■ GIVEN TASK:
Gather up every line from the entries below that uses the word "giáo".

Extracted data entries
::::

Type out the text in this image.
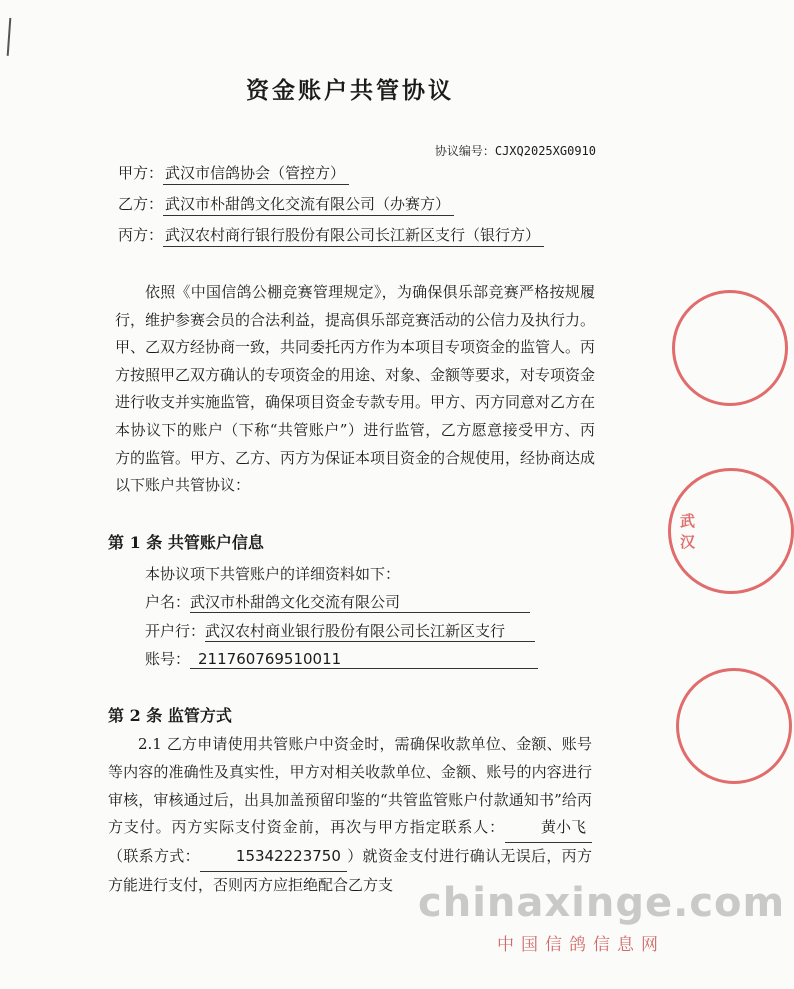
资金账户共管协议
协议编号：CJXQ2025XG0910
甲方： 武汉市信鸽协会（管控方）
乙方： 武汉市朴甜鸽文化交流有限公司（办赛方）
丙方： 武汉农村商行银行股份有限公司长江新区支行（银行方）

依照《中国信鸽公棚竞赛管理规定》，为确保俱乐部竞赛严格按规履行，维护参赛会员的合法利益，提高俱乐部竞赛活动的公信力及执行力。甲、乙双方经协商一致，共同委托丙方作为本项目专项资金的监管人。丙方按照甲乙双方确认的专项资金的用途、对象、金额等要求，对专项资金进行收支并实施监管，确保项目资金专款专用。甲方、丙方同意对乙方在本协议下的账户（下称“共管账户”）进行监管，乙方愿意接受甲方、丙方的监管。甲方、乙方、丙方为保证本项目资金的合规使用，经协商达成以下账户共管协议：

第 1 条 共管账户信息
本协议项下共管账户的详细资料如下：
户名：武汉市朴甜鸽文化交流有限公司
开户行：武汉农村商业银行股份有限公司长江新区支行
账号： 211760769510011
第 2 条 监管方式

2.1 乙方申请使用共管账户中资金时，需确保收款单位、金额、账号等内容的准确性及真实性，甲方对相关收款单位、金额、账号的内容进行审核，审核通过后，出具加盖预留印鉴的“共管监管账户付款通知书”给丙方支付。丙方实际支付资金前，再次与甲方指定联系人： 黄小飞（联系方式： 15342223750 ）就资金支付进行确认无误后，丙方方能进行支付，否则丙方应拒绝配合乙方支

武汉
chinaxinge.com
中国信鸽信息网
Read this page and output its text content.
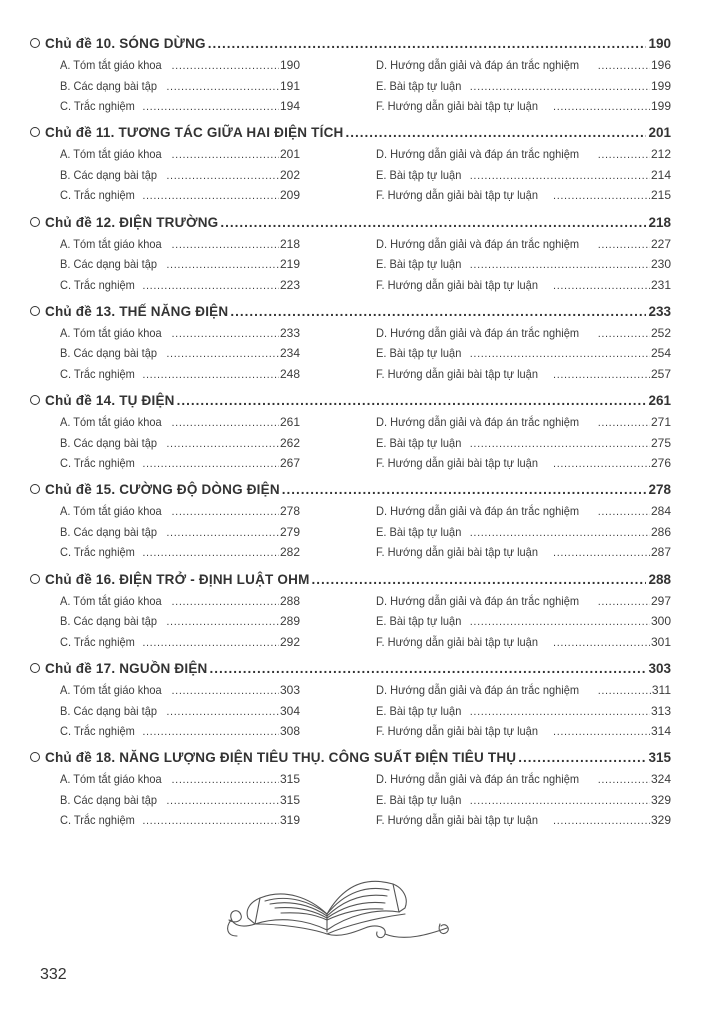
Chủ đề 10. SÓNG DỪNG .....	190
A. Tóm tắt giáo khoa .....	190
B. Các dạng bài tập .....	191
C. Trắc nghiệm .....	194
D. Hướng dẫn giải và đáp án trắc nghiệm .....	196
E. Bài tập tự luận .....	199
F. Hướng dẫn giải bài tập tự luận .....	199
Chủ đề 11. TƯƠNG TÁC GIỮA HAI ĐIỆN TÍCH .....	201
A. Tóm tắt giáo khoa .....	201
B. Các dạng bài tập .....	202
C. Trắc nghiệm .....	209
D. Hướng dẫn giải và đáp án trắc nghiệm .....	212
E. Bài tập tự luận .....	214
F. Hướng dẫn giải bài tập tự luận .....	215
Chủ đề 12. ĐIỆN TRƯỜNG .....	218
A. Tóm tắt giáo khoa .....	218
B. Các dạng bài tập .....	219
C. Trắc nghiệm .....	223
D. Hướng dẫn giải và đáp án trắc nghiệm .....	227
E. Bài tập tự luận .....	230
F. Hướng dẫn giải bài tập tự luận .....	231
Chủ đề 13. THẾ NĂNG ĐIỆN .....	233
A. Tóm tắt giáo khoa .....	233
B. Các dạng bài tập .....	234
C. Trắc nghiệm .....	248
D. Hướng dẫn giải và đáp án trắc nghiệm .....	252
E. Bài tập tự luận .....	254
F. Hướng dẫn giải bài tập tự luận .....	257
Chủ đề 14. TỤ ĐIỆN .....	261
A. Tóm tắt giáo khoa .....	261
B. Các dạng bài tập .....	262
C. Trắc nghiệm .....	267
D. Hướng dẫn giải và đáp án trắc nghiệm .....	271
E. Bài tập tự luận .....	275
F. Hướng dẫn giải bài tập tự luận .....	276
Chủ đề 15. CƯỜNG ĐỘ DÒNG ĐIỆN .....	278
A. Tóm tắt giáo khoa .....	278
B. Các dạng bài tập .....	279
C. Trắc nghiệm .....	282
D. Hướng dẫn giải và đáp án trắc nghiệm .....	284
E. Bài tập tự luận .....	286
F. Hướng dẫn giải bài tập tự luận .....	287
Chủ đề 16. ĐIỆN TRỞ - ĐỊNH LUẬT OHM .....	288
A. Tóm tắt giáo khoa .....	288
B. Các dạng bài tập .....	289
C. Trắc nghiệm .....	292
D. Hướng dẫn giải và đáp án trắc nghiệm .....	297
E. Bài tập tự luận .....	300
F. Hướng dẫn giải bài tập tự luận .....	301
Chủ đề 17. NGUỒN ĐIỆN .....	303
A. Tóm tắt giáo khoa .....	303
B. Các dạng bài tập .....	304
C. Trắc nghiệm .....	308
D. Hướng dẫn giải và đáp án trắc nghiệm .....	311
E. Bài tập tự luận .....	313
F. Hướng dẫn giải bài tập tự luận .....	314
Chủ đề 18. NĂNG LƯỢNG ĐIỆN TIÊU THỤ. CÔNG SUẤT ĐIỆN TIÊU THỤ .....	315
A. Tóm tắt giáo khoa .....	315
B. Các dạng bài tập .....	315
C. Trắc nghiệm .....	319
D. Hướng dẫn giải và đáp án trắc nghiệm .....	324
E. Bài tập tự luận .....	329
F. Hướng dẫn giải bài tập tự luận .....	329
332
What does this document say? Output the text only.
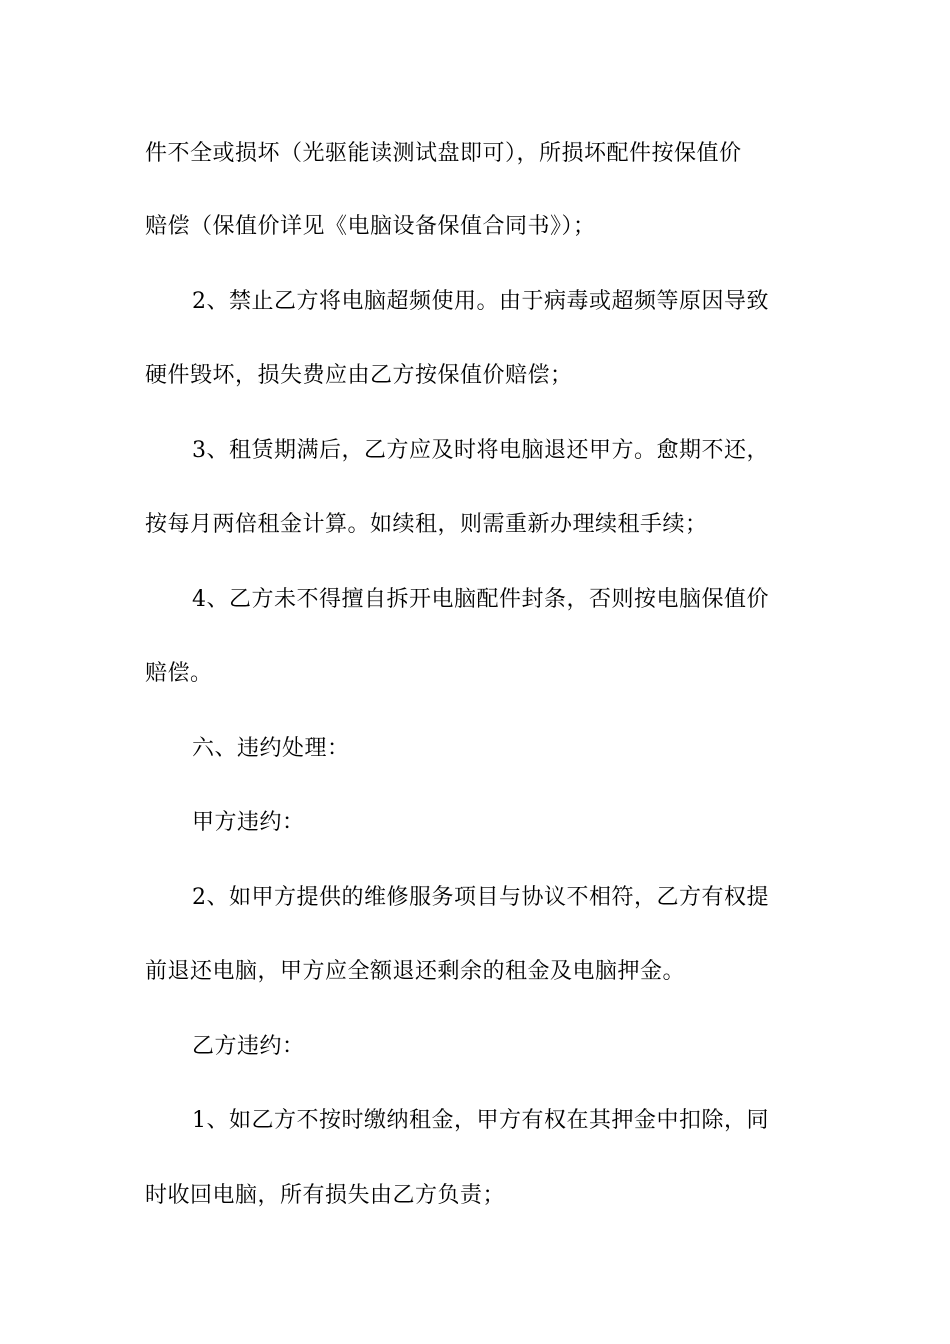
件不全或损坏（光驱能读测试盘即可），所损坏配件按保值价
赔偿（保值价详见《电脑设备保值合同书》）；
2、禁止乙方将电脑超频使用。由于病毒或超频等原因导致
硬件毁坏，损失费应由乙方按保值价赔偿；
3、租赁期满后，乙方应及时将电脑退还甲方。愈期不还，
按每月两倍租金计算。如续租，则需重新办理续租手续；
4、乙方未不得擅自拆开电脑配件封条，否则按电脑保值价
赔偿。
六、违约处理：
甲方违约：
2、如甲方提供的维修服务项目与协议不相符，乙方有权提
前退还电脑，甲方应全额退还剩余的租金及电脑押金。
乙方违约：
1、如乙方不按时缴纳租金，甲方有权在其押金中扣除，同
时收回电脑，所有损失由乙方负责；
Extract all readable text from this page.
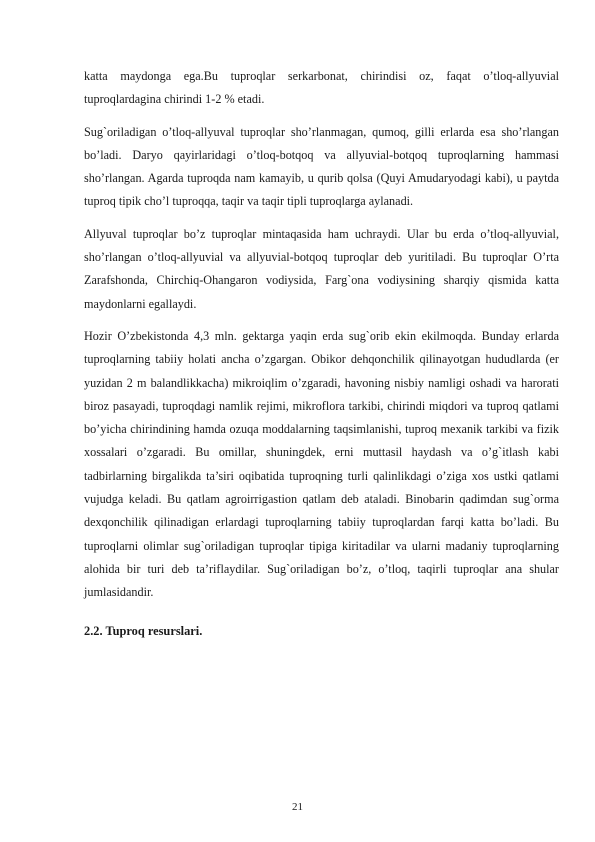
katta maydonga ega.Bu tuproqlar serkarbonat, chirindisi oz, faqat o’tloq-allyuvial tuproqlardagina chirindi 1-2 % etadi.

Sug`oriladigan o’tloq-allyuval tuproqlar sho’rlanmagan, qumoq, gilli erlarda esa sho’rlangan bo’ladi. Daryo qayirlaridagi o’tloq-botqoq va allyuvial-botqoq tuproqlarning hammasi sho’rlangan. Agarda tuproqda nam kamayib, u qurib qolsa (Quyi Amudaryodagi kabi), u paytda tuproq tipik cho’l tuproqqa, taqir va taqir tipli tuproqlarga aylanadi.

Allyuval tuproqlar bo’z tuproqlar mintaqasida ham uchraydi. Ular bu erda o’tloq-allyuvial, sho’rlangan o’tloq-allyuvial va allyuvial-botqoq tuproqlar deb yuritiladi. Bu tuproqlar O’rta Zarafshonda, Chirchiq-Ohangaron vodiysida, Farg`ona vodiysining sharqiy qismida katta maydonlarni egallaydi.

Hozir O’zbekistonda 4,3 mln. gektarga yaqin erda sug`orib ekin ekilmoqda. Bunday erlarda tuproqlarning tabiiy holati ancha o’zgargan. Obikor dehqonchilik qilinayotgan hududlarda (er yuzidan 2 m balandlikkacha) mikroiqlim o’zgaradi, havoning nisbiy namligi oshadi va harorati biroz pasayadi, tuproqdagi namlik rejimi, mikroflora tarkibi, chirindi miqdori va tuproq qatlami bo’yicha chirindining hamda ozuqa moddalarning taqsimlanishi, tuproq mexanik tarkibi va fizik xossalari o’zgaradi. Bu omillar, shuningdek, erni muttasil haydash va o’g`itlash kabi tadbirlarning birgalikda ta’siri oqibatida tuproqning turli qalinlikdagi o’ziga xos ustki qatlami vujudga keladi. Bu qatlam agroirrigastion qatlam deb ataladi. Binobarin qadimdan sug`orma dexqonchilik qilinadigan erlardagi tuproqlarning tabiiy tuproqlardan farqi katta bo’ladi. Bu tuproqlarni olimlar sug`oriladigan tuproqlar tipiga kiritadilar va ularni madaniy tuproqlarning alohida bir turi deb ta’riflaydilar. Sug`oriladigan bo’z, o’tloq, taqirli tuproqlar ana shular jumlasidandir.

2.2. Tuproq resurslari.

21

::::

■ THE RESPONSE:
A. Tóm tắt giáo khoa .....	190
A. Tóm tắt giáo khoa .....	201
A. Tóm tắt giáo khoa .....	218
A. Tóm tắt giáo khoa .....	233
A. Tóm tắt giáo khoa .....	261
A. Tóm tắt giáo khoa .....	278
A. Tóm tắt giáo khoa .....	288
A. Tóm tắt giáo khoa .....	303
A. Tóm tắt giáo khoa .....	315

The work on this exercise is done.